## OBJECTIVE
Set out each line of the material below as a numbered list, omitting any blank lines.

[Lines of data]
· · ·
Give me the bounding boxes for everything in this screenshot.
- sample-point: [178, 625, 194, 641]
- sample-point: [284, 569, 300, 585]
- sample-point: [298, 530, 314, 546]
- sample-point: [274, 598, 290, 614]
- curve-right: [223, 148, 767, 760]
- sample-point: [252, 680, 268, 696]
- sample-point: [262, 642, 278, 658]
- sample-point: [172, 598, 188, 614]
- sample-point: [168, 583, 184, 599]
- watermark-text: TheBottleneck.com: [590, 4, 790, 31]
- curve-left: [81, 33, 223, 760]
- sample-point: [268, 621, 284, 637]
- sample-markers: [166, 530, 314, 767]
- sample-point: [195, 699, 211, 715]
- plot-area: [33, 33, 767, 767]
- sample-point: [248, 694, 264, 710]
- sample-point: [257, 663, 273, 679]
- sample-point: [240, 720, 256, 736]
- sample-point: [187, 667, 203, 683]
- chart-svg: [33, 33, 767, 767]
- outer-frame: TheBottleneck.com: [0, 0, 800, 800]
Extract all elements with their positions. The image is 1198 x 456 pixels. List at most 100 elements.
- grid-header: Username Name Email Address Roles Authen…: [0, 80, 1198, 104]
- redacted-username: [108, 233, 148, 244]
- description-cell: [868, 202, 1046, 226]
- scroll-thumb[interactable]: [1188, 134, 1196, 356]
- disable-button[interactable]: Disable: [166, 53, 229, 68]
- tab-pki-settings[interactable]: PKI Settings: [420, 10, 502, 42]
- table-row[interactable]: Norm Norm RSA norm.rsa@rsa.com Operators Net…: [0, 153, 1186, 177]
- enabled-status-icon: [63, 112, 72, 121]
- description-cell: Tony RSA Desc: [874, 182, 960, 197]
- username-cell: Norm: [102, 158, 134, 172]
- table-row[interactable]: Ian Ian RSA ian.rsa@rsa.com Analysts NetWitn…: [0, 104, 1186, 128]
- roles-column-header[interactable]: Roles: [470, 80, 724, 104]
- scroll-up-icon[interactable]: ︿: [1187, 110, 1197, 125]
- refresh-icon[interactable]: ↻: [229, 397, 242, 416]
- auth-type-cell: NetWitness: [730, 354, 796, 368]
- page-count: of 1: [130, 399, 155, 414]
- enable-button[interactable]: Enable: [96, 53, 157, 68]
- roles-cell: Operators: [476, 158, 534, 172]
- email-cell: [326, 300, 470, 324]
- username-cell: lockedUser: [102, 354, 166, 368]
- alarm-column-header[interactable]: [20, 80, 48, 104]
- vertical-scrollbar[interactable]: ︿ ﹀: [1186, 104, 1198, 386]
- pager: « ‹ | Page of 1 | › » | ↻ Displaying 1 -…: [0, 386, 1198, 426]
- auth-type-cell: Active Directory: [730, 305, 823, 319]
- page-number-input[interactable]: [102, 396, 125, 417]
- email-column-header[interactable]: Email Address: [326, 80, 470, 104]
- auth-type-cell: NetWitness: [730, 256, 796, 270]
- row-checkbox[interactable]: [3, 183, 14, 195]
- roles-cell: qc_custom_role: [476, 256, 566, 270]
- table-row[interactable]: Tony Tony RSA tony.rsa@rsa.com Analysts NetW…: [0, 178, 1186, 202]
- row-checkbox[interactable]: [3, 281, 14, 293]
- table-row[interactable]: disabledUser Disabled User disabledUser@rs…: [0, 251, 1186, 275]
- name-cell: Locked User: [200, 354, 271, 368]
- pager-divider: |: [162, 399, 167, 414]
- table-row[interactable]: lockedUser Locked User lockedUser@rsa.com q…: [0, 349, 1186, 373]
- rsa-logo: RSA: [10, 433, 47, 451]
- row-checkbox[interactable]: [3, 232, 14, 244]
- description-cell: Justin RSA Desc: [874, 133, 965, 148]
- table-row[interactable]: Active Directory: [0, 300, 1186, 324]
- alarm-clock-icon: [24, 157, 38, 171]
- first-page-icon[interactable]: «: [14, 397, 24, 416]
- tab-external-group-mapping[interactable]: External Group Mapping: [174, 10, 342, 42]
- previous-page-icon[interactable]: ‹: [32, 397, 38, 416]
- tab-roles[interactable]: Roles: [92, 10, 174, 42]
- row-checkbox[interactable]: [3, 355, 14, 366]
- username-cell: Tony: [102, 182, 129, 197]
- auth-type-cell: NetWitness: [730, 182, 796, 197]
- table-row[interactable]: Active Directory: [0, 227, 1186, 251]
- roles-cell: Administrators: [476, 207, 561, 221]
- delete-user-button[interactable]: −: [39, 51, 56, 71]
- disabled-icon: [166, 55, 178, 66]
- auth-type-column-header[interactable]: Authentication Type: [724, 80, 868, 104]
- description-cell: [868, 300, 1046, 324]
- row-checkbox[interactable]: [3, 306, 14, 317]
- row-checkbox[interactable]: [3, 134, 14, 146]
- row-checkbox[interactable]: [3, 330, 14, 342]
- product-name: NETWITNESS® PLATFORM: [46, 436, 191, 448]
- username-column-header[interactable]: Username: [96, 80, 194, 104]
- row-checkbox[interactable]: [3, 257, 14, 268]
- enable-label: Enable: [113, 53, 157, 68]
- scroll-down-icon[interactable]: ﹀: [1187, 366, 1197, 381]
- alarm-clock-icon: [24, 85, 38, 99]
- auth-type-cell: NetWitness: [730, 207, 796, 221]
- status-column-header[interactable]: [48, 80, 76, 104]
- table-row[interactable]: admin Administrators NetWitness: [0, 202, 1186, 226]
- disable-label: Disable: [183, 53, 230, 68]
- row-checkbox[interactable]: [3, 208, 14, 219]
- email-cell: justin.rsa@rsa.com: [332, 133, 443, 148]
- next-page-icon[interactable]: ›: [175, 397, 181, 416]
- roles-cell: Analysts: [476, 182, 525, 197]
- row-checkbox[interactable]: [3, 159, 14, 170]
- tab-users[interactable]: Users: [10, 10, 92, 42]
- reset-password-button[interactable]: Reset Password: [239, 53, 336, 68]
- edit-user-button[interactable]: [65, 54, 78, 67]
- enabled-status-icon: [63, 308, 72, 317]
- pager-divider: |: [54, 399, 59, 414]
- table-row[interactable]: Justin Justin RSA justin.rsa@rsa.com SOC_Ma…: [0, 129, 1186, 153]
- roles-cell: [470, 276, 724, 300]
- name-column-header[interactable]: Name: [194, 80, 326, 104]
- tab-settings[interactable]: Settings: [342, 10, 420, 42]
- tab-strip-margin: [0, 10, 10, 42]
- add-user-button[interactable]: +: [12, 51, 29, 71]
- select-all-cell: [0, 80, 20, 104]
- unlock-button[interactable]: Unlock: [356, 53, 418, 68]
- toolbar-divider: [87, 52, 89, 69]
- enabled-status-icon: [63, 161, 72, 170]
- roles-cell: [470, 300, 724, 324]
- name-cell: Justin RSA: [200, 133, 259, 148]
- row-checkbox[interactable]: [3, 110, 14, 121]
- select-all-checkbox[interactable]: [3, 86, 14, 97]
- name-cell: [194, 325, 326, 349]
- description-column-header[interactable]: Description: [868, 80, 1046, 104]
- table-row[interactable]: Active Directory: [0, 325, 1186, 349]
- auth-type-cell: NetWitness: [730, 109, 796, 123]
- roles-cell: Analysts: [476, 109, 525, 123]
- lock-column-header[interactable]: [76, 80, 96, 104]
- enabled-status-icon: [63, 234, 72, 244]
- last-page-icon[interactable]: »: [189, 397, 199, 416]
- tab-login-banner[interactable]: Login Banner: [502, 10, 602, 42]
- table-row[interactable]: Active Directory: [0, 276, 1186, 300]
· · ·
## RESULT FOR THIS EXERCISE
1. Give me the bounding boxes for everything in this screenshot.
2. - sample-point: [178, 625, 194, 641]
3. - sample-point: [284, 569, 300, 585]
4. - sample-point: [298, 530, 314, 546]
5. - sample-point: [274, 598, 290, 614]
6. - curve-right: [223, 148, 767, 760]
7. - sample-point: [252, 680, 268, 696]
8. - sample-point: [262, 642, 278, 658]
9. - sample-point: [172, 598, 188, 614]
10. - sample-point: [168, 583, 184, 599]
11. - watermark-text: TheBottleneck.com: [590, 4, 790, 31]
12. - curve-left: [81, 33, 223, 760]
13. - sample-point: [268, 621, 284, 637]
14. - sample-markers: [166, 530, 314, 767]
15. - sample-point: [195, 699, 211, 715]
16. - plot-area: [33, 33, 767, 767]
17. - sample-point: [248, 694, 264, 710]
18. - sample-point: [257, 663, 273, 679]
19. - sample-point: [240, 720, 256, 736]
20. - sample-point: [187, 667, 203, 683]
21. - chart-svg: [33, 33, 767, 767]
22. - outer-frame: TheBottleneck.com: [0, 0, 800, 800]
23. Extract all elements with their positions. The image is 1198 x 456 pixels. List at most 100 elements.
24. - grid-header: Username Name Email Address Roles Authen…: [0, 80, 1198, 104]
25. - redacted-username: [108, 233, 148, 244]
26. - description-cell: [868, 202, 1046, 226]
27. - scroll-thumb[interactable]: [1188, 134, 1196, 356]
28. - disable-button[interactable]: Disable: [166, 53, 229, 68]
29. - tab-pki-settings[interactable]: PKI Settings: [420, 10, 502, 42]
30. - table-row[interactable]: Norm Norm RSA norm.rsa@rsa.com Operators Net…: [0, 153, 1186, 177]
31. - enabled-status-icon: [63, 112, 72, 121]
32. - description-cell: Tony RSA Desc: [874, 182, 960, 197]
33. - username-cell: Norm: [102, 158, 134, 172]
34. - table-row[interactable]: Ian Ian RSA ian.rsa@rsa.com Analysts NetWitn…: [0, 104, 1186, 128]
35. - roles-column-header[interactable]: Roles: [470, 80, 724, 104]
36. - scroll-up-icon[interactable]: ︿: [1187, 110, 1197, 125]
37. - refresh-icon[interactable]: ↻: [229, 397, 242, 416]
38. - auth-type-cell: NetWitness: [730, 354, 796, 368]
39. - page-count: of 1: [130, 399, 155, 414]
40. - enable-button[interactable]: Enable: [96, 53, 157, 68]
41. - roles-cell: Operators: [476, 158, 534, 172]
42. - email-cell: [326, 300, 470, 324]
43. - username-cell: lockedUser: [102, 354, 166, 368]
44. - alarm-column-header[interactable]: [20, 80, 48, 104]
45. - vertical-scrollbar[interactable]: ︿ ﹀: [1186, 104, 1198, 386]
46. - pager: « ‹ | Page of 1 | › » | ↻ Displaying 1 -…: [0, 386, 1198, 426]
47. - auth-type-cell: Active Directory: [730, 305, 823, 319]
48. - page-number-input[interactable]: [102, 396, 125, 417]
49. - email-column-header[interactable]: Email Address: [326, 80, 470, 104]
50. - auth-type-cell: NetWitness: [730, 256, 796, 270]
51. - row-checkbox[interactable]: [3, 183, 14, 195]
52. - roles-cell: qc_custom_role: [476, 256, 566, 270]
53. - table-row[interactable]: Tony Tony RSA tony.rsa@rsa.com Analysts NetW…: [0, 178, 1186, 202]
54. - row-checkbox[interactable]: [3, 281, 14, 293]
55. - table-row[interactable]: disabledUser Disabled User disabledUser@rs…: [0, 251, 1186, 275]
56. - name-cell: Locked User: [200, 354, 271, 368]
57. - pager-divider: |: [162, 399, 167, 414]
58. - table-row[interactable]: lockedUser Locked User lockedUser@rsa.com q…: [0, 349, 1186, 373]
59. - rsa-logo: RSA: [10, 433, 47, 451]
60. - row-checkbox[interactable]: [3, 232, 14, 244]
61. - description-cell: Justin RSA Desc: [874, 133, 965, 148]
62. - table-row[interactable]: Active Directory: [0, 300, 1186, 324]
63. - alarm-clock-icon: [24, 157, 38, 171]
64. - first-page-icon[interactable]: «: [14, 397, 24, 416]
65. - tab-external-group-mapping[interactable]: External Group Mapping: [174, 10, 342, 42]
66. - previous-page-icon[interactable]: ‹: [32, 397, 38, 416]
67. - tab-roles[interactable]: Roles: [92, 10, 174, 42]
68. - row-checkbox[interactable]: [3, 355, 14, 366]
69. - username-cell: Tony: [102, 182, 129, 197]
70. - auth-type-cell: NetWitness: [730, 182, 796, 197]
71. - table-row[interactable]: Active Directory: [0, 227, 1186, 251]
72. - roles-cell: Administrators: [476, 207, 561, 221]
73. - delete-user-button[interactable]: −: [39, 51, 56, 71]
74. - disabled-icon: [166, 55, 178, 66]
75. - auth-type-column-header[interactable]: Authentication Type: [724, 80, 868, 104]
76. - description-cell: [868, 300, 1046, 324]
77. - row-checkbox[interactable]: [3, 306, 14, 317]
78. - row-checkbox[interactable]: [3, 134, 14, 146]
79. - row-checkbox[interactable]: [3, 330, 14, 342]
80. - product-name: NETWITNESS® PLATFORM: [46, 436, 191, 448]
81. - username-column-header[interactable]: Username: [96, 80, 194, 104]
82. - row-checkbox[interactable]: [3, 257, 14, 268]
83. - enable-label: Enable: [113, 53, 157, 68]
84. - scroll-down-icon[interactable]: ﹀: [1187, 366, 1197, 381]
85. - alarm-clock-icon: [24, 85, 38, 99]
86. - auth-type-cell: NetWitness: [730, 207, 796, 221]
87. - status-column-header[interactable]: [48, 80, 76, 104]
88. - table-row[interactable]: admin Administrators NetWitness: [0, 202, 1186, 226]
89. - disable-label: Disable: [183, 53, 230, 68]
90. - row-checkbox[interactable]: [3, 208, 14, 219]
91. - email-cell: justin.rsa@rsa.com: [332, 133, 443, 148]
92. - next-page-icon[interactable]: ›: [175, 397, 181, 416]
93. - roles-cell: Analysts: [476, 182, 525, 197]
94. - row-checkbox[interactable]: [3, 159, 14, 170]
95. - tab-users[interactable]: Users: [10, 10, 92, 42]
96. - reset-password-button[interactable]: Reset Password: [239, 53, 336, 68]
97. - edit-user-button[interactable]: [65, 54, 78, 67]
98. - enabled-status-icon: [63, 308, 72, 317]
99. - pager-divider: |: [54, 399, 59, 414]
100. - table-row[interactable]: Justin Justin RSA justin.rsa@rsa.com SOC_Ma…: [0, 129, 1186, 153]
101. - roles-cell: [470, 276, 724, 300]
102. - name-column-header[interactable]: Name: [194, 80, 326, 104]
103. - tab-settings[interactable]: Settings: [342, 10, 420, 42]
104. - tab-strip-margin: [0, 10, 10, 42]
105. - add-user-button[interactable]: +: [12, 51, 29, 71]
106. - select-all-cell: [0, 80, 20, 104]
107. - unlock-button[interactable]: Unlock: [356, 53, 418, 68]
108. - toolbar-divider: [87, 52, 89, 69]
109. - enabled-status-icon: [63, 161, 72, 170]
110. - roles-cell: [470, 300, 724, 324]
111. - name-cell: Justin RSA: [200, 133, 259, 148]
112. - row-checkbox[interactable]: [3, 110, 14, 121]
113. - select-all-checkbox[interactable]: [3, 86, 14, 97]
114. - name-cell: [194, 325, 326, 349]
115. - description-column-header[interactable]: Description: [868, 80, 1046, 104]
116. - table-row[interactable]: Active Directory: [0, 325, 1186, 349]
117. - auth-type-cell: NetWitness: [730, 109, 796, 123]
118. - roles-cell: Analysts: [476, 109, 525, 123]
119. - lock-column-header[interactable]: [76, 80, 96, 104]
120. - enabled-status-icon: [63, 234, 72, 244]
121. - last-page-icon[interactable]: »: [189, 397, 199, 416]
122. - tab-login-banner[interactable]: Login Banner: [502, 10, 602, 42]
123. - table-row[interactable]: Active Directory: [0, 276, 1186, 300]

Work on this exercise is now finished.